■ What is expected: Using the records below, locate all lines containing "parties" and return them.

■ Dataset entries:
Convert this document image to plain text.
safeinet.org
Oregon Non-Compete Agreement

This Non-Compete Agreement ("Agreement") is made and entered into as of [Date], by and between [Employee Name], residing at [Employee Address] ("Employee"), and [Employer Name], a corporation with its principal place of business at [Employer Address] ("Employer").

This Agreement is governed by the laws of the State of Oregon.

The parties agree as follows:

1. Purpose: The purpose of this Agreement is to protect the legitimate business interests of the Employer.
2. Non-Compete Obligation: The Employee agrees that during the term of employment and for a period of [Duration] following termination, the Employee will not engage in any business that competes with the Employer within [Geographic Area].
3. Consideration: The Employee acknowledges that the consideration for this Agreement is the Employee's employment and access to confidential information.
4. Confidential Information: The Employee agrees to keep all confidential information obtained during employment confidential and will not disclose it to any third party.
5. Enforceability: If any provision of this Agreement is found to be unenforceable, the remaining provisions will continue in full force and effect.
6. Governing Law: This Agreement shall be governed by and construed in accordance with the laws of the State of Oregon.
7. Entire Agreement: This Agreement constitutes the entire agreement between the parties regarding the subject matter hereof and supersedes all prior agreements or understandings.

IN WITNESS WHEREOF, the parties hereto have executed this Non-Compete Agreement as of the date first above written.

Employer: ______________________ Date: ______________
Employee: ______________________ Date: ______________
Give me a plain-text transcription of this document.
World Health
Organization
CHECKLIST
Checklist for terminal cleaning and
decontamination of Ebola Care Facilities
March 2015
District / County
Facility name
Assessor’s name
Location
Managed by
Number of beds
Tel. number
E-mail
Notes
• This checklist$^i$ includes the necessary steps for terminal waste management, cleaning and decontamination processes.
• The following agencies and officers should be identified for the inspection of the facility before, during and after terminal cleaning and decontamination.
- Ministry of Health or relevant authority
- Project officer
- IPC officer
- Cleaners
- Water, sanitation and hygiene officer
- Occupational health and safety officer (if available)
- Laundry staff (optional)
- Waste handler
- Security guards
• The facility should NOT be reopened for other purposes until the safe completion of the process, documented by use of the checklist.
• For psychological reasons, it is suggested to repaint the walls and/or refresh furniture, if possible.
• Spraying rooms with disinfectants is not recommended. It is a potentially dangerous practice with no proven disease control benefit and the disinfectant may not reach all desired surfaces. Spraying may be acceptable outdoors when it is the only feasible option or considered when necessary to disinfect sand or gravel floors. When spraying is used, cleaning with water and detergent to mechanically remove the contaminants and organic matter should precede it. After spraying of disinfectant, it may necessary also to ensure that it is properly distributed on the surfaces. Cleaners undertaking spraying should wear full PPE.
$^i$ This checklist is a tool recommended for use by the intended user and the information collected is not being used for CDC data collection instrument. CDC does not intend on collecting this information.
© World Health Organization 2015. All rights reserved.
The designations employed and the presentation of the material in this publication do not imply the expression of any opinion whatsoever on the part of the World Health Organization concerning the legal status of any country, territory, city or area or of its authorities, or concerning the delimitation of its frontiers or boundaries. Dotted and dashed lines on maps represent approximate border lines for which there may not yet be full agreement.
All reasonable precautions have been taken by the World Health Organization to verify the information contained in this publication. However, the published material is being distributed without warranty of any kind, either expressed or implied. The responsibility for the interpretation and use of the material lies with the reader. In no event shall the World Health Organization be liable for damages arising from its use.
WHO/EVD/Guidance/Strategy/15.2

■ Response to this task:
The parties agree as follows:
7. Entire Agreement: This Agreement constitutes the entire agreement between the parties regarding the subject matter hereof and supersedes all prior agreements or understandings.
IN WITNESS WHEREOF, the parties hereto have executed this Non-Compete Agreement as of the date first above written.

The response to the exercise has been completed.